[Data records]
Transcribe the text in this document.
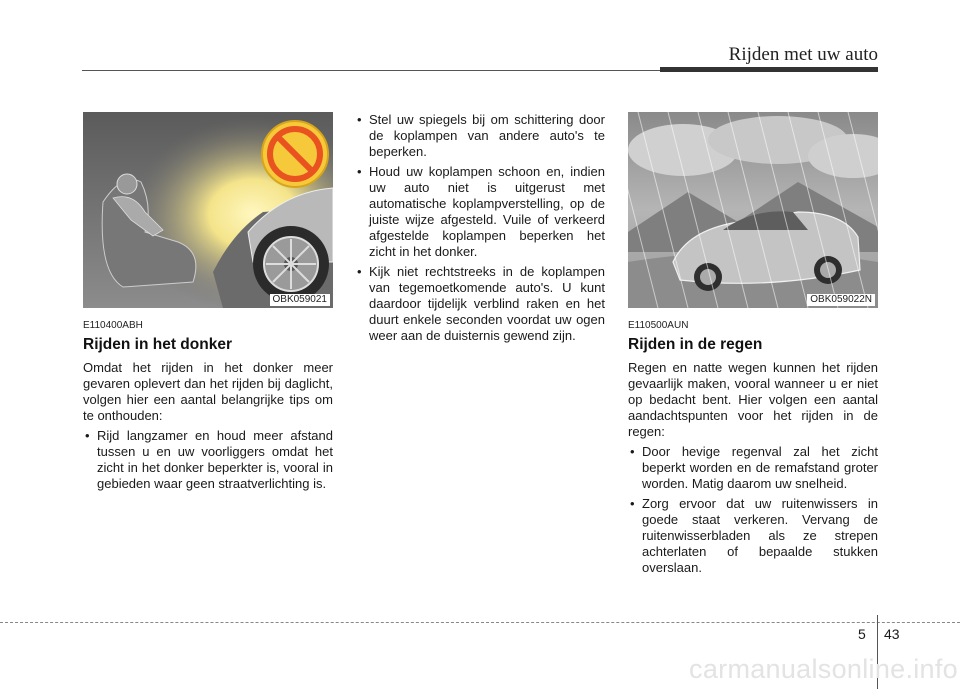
Rijden met uw auto
OBK059021
E110400ABH
Rijden in het donker

Omdat het rijden in het donker meer gevaren oplevert dan het rijden bij daglicht, volgen hier een aantal belangrijke tips om te onthouden:

• Rijd langzamer en houd meer afstand tussen u en uw voorliggers omdat het zicht in het donker beperkter is, vooral in gebieden waar geen straatverlichting is.
• Stel uw spiegels bij om schittering door de koplampen van andere auto's te beperken.
• Houd uw koplampen schoon en, indien uw auto niet is uitgerust met automatische koplampverstelling, op de juiste wijze afgesteld. Vuile of verkeerd afgestelde koplampen beperken het zicht in het donker.
• Kijk niet rechtstreeks in de koplampen van tegemoetkomende auto's. U kunt daardoor tijdelijk verblind raken en het duurt enkele seconden voordat uw ogen weer aan de duisternis gewend zijn.
OBK059022N
E110500AUN
Rijden in de regen

Regen en natte wegen kunnen het rijden gevaarlijk maken, vooral wanneer u er niet op bedacht bent. Hier volgen een aantal aandachtspunten voor het rijden in de regen:

• Door hevige regenval zal het zicht beperkt worden en de remafstand groter worden. Matig daarom uw snelheid.
• Zorg ervoor dat uw ruitenwissers in goede staat verkeren. Vervang de ruitenwisserbladen als ze strepen achterlaten of bepaalde stukken overslaan.
5 43
carmanualsonline.info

Short task:
Determine the number of lines where the string "aantal" occurs, and give that number only.

Answer below:
2